— Requirements —
Go through the records and show each line where the word "Vozač" occurs.
──────────────────────────────
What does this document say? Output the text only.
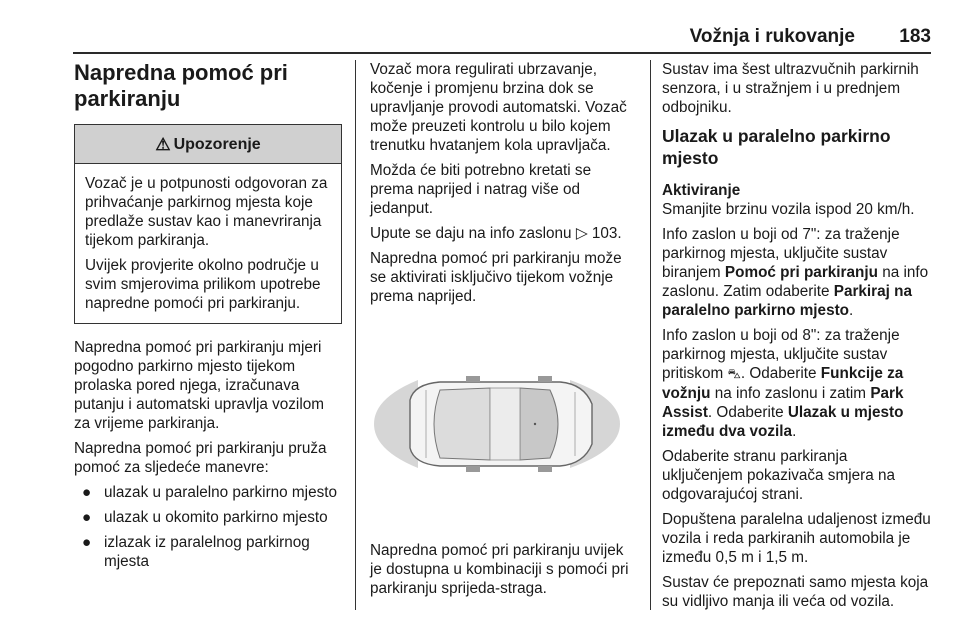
Vožnja i rukovanje 183
Napredna pomoć pri parkiranju
⚠ Upozorenje

Vozač je u potpunosti odgovoran za prihvaćanje parkirnog mjesta koje predlaže sustav kao i manevriranja tijekom parkiranja.

Uvijek provjerite okolno područje u svim smjerovima prilikom upotrebe napredne pomoći pri parkiranju.

Napredna pomoć pri parkiranju mjeri pogodno parkirno mjesto tijekom prolaska pored njega, izračunava putanju i automatski upravlja vozilom za vrijeme parkiranja.

Napredna pomoć pri parkiranju pruža pomoć za sljedeće manevre:

● ulazak u paralelno parkirno mjesto
● ulazak u okomito parkirno mjesto
● izlazak iz paralelnog parkirnog mjesta

Vozač mora regulirati ubrzavanje, kočenje i promjenu brzina dok se upravljanje provodi automatski. Vozač može preuzeti kontrolu u bilo kojem trenutku hvatanjem kola upravljača.

Možda će biti potrebno kretati se prema naprijed i natrag više od jedanput.

Upute se daju na info zaslonu ▷ 103.

Napredna pomoć pri parkiranju može se aktivirati isključivo tijekom vožnje prema naprijed.

Napredna pomoć pri parkiranju uvijek je dostupna u kombinaciji s pomoći pri parkiranju sprijeda-straga.

Sustav ima šest ultrazvučnih parkirnih senzora, i u stražnjem i u prednjem odbojniku.

Ulazak u paralelno parkirno mjesto
Aktiviranje

Smanjite brzinu vozila ispod 20 km/h.

Info zaslon u boji od 7": za traženje parkirnog mjesta, uključite sustav biranjem Pomoć pri parkiranju na info zaslonu. Zatim odaberite Parkiraj na paralelno parkirno mjesto.

Info zaslon u boji od 8": za traženje parkirnog mjesta, uključite sustav pritiskom ⛍. Odaberite Funkcije za vožnju na info zaslonu i zatim Park Assist. Odaberite Ulazak u mjesto između dva vozila.

Odaberite stranu parkiranja uključenjem pokazivača smjera na odgovarajućoj strani.

Dopuštena paralelna udaljenost između vozila i reda parkiranih automobila je između 0,5 m i 1,5 m.

Sustav će prepoznati samo mjesta koja su vidljivo manja ili veća od vozila.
──────────────────────────────
— Exercise solution —
Vozač je u potpunosti odgovoran za prihvaćanje parkirnog mjesta koje predlaže sustav kao i manevriranja tijekom parkiranja.
Vozač mora regulirati ubrzavanje, kočenje i promjenu brzina dok se upravljanje provodi automatski. Vozač može preuzeti kontrolu u bilo kojem trenutku hvatanjem kola upravljača.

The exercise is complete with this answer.